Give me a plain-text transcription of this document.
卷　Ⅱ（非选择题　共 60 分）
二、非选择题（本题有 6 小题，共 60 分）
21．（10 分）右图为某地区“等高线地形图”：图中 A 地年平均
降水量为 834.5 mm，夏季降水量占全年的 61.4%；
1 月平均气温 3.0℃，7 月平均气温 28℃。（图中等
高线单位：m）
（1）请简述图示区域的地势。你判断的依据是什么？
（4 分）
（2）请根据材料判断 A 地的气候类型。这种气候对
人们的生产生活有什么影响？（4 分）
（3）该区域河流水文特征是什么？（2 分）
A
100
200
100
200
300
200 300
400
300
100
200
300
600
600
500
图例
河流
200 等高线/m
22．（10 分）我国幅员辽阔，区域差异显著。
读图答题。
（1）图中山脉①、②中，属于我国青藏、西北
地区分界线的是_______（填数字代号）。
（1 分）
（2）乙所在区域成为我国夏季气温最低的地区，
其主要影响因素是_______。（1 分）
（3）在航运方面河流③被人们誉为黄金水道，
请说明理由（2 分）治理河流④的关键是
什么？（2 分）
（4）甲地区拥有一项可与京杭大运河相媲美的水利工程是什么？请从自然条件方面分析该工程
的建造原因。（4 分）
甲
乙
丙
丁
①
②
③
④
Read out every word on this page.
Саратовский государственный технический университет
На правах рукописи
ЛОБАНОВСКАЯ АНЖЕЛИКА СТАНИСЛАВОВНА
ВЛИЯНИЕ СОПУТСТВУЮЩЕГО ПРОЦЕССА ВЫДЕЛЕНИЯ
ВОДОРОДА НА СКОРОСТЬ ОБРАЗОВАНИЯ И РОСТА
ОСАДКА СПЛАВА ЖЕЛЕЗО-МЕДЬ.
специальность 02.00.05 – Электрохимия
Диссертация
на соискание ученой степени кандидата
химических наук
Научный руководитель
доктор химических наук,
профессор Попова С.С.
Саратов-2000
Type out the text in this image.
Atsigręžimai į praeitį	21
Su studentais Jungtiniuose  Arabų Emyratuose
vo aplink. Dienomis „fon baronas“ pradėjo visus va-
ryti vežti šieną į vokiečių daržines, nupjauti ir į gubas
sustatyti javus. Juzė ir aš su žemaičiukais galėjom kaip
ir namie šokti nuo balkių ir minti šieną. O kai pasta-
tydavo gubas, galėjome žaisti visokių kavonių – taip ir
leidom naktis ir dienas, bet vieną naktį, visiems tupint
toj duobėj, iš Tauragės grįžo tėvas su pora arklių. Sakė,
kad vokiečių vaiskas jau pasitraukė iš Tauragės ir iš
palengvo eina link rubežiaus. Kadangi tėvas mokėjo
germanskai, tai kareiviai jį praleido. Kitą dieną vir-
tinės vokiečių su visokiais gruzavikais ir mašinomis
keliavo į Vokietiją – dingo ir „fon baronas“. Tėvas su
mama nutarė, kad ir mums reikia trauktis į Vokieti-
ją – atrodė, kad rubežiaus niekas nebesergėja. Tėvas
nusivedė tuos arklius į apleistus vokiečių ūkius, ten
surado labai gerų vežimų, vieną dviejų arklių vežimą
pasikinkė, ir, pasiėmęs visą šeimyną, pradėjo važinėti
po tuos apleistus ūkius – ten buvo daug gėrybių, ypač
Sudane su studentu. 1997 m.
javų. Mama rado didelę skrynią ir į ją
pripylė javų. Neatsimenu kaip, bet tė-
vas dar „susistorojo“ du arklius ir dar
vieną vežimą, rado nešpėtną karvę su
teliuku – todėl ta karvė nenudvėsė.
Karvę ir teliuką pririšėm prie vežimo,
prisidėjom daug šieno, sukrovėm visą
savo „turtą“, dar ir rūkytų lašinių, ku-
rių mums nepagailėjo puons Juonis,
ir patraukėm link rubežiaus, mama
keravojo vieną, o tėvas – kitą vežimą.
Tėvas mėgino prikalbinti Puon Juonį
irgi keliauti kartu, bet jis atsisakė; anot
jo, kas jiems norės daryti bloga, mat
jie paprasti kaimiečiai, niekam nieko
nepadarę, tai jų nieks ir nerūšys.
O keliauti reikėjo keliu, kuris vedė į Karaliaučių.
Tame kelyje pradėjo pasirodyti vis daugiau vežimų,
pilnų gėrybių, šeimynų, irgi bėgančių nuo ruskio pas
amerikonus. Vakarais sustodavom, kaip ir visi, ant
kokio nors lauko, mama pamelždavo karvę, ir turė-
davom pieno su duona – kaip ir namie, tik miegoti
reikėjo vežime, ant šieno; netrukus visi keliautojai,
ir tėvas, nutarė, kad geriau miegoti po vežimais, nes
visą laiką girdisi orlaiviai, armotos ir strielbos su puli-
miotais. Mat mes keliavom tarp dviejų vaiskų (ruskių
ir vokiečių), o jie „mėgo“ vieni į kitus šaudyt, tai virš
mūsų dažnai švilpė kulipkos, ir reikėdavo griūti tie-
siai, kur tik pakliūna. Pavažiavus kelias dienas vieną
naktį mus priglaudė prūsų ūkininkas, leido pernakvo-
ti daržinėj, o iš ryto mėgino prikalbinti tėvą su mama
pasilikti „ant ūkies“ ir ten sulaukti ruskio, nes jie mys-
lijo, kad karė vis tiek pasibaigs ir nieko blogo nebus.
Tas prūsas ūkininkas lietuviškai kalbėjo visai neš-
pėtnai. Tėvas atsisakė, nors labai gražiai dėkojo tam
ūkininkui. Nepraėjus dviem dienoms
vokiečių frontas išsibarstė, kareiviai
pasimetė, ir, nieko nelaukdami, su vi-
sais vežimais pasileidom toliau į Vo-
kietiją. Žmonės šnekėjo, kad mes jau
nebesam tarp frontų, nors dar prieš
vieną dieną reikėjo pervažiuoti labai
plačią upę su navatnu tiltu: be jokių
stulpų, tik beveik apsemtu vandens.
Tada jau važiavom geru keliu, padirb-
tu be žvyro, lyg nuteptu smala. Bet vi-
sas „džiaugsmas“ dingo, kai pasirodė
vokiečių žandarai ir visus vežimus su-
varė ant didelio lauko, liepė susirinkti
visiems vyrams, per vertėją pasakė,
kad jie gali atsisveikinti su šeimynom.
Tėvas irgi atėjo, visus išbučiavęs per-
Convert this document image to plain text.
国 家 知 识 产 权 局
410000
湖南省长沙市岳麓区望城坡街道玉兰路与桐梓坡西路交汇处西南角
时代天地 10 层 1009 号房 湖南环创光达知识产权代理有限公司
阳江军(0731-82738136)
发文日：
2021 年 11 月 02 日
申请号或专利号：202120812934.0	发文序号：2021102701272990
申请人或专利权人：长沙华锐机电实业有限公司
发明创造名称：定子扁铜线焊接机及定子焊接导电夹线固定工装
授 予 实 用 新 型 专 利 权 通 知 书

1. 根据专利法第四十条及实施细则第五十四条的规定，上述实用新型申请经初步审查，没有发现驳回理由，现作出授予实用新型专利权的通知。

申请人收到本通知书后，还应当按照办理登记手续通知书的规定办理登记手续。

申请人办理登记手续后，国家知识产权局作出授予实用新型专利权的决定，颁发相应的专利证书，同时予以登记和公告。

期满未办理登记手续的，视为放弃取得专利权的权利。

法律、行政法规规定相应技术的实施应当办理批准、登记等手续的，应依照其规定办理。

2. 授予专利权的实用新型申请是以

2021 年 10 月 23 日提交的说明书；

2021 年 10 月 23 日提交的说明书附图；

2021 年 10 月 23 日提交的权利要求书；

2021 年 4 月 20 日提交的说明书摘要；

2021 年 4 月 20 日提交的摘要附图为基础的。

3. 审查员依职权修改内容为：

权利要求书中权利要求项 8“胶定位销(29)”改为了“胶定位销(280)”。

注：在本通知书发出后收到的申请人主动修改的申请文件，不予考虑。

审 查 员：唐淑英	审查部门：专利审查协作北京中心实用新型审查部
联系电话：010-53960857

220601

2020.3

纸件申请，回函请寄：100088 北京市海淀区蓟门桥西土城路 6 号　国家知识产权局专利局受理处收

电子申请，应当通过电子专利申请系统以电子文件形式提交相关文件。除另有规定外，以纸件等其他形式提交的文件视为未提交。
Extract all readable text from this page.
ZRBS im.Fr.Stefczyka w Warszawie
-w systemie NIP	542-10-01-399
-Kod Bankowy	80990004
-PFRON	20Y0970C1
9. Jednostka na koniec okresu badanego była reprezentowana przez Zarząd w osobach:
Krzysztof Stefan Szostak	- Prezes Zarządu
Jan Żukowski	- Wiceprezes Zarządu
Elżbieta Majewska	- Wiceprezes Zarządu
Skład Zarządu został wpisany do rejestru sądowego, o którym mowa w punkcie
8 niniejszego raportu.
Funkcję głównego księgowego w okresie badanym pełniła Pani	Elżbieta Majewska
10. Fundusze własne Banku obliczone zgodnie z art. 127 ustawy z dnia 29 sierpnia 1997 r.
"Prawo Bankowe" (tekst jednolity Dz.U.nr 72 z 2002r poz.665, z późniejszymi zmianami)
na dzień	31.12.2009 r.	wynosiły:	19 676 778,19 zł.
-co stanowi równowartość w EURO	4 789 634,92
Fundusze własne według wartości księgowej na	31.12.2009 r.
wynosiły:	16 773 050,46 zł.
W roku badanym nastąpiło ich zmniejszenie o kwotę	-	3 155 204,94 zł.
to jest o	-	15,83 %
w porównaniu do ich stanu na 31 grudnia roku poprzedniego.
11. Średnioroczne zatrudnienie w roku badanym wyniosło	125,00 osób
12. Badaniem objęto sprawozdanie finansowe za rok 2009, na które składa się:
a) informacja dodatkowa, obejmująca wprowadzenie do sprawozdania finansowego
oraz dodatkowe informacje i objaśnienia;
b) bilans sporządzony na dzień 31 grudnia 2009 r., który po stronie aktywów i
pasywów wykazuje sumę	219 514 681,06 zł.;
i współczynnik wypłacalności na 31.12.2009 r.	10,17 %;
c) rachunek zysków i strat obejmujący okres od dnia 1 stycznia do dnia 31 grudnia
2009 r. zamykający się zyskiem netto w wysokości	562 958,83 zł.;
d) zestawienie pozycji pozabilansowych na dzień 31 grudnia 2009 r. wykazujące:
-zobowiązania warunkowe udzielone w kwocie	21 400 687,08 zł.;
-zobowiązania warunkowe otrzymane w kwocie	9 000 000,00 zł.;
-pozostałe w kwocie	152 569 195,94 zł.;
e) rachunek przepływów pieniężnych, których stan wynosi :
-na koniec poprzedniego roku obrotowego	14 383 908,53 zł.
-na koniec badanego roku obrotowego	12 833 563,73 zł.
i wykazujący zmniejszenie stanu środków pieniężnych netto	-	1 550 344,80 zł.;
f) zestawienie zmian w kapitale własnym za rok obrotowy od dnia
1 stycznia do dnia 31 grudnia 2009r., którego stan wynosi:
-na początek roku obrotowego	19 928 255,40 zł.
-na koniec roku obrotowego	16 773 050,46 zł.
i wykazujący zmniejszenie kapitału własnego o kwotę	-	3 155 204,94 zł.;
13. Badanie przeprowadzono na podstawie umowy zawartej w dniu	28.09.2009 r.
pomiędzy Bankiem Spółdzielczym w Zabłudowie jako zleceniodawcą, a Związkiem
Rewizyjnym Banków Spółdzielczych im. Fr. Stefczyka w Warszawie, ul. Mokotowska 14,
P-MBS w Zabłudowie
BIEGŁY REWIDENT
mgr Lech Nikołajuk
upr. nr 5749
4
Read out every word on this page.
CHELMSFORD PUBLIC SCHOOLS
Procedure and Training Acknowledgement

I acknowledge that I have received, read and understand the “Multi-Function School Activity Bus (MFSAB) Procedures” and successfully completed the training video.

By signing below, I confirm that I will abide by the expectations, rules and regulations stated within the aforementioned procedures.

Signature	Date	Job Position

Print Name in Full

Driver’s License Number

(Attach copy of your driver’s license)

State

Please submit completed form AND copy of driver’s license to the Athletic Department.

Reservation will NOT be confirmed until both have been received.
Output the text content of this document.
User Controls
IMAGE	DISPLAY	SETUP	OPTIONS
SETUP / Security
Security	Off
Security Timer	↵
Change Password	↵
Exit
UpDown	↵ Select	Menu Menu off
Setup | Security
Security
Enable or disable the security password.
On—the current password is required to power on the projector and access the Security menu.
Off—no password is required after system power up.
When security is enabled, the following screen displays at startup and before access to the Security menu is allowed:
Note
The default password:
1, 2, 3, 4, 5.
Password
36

....

Whenever "zmniejszenie" turns up in a line, pick that line out.

W roku badanym nastąpiło ich zmniejszenie o kwotę	-	3 155 204,94 zł.
i wykazujący zmniejszenie stanu środków pieniężnych netto	-	1 550 344,80 zł.;
i wykazujący zmniejszenie kapitału własnego o kwotę	-	3 155 204,94 zł.;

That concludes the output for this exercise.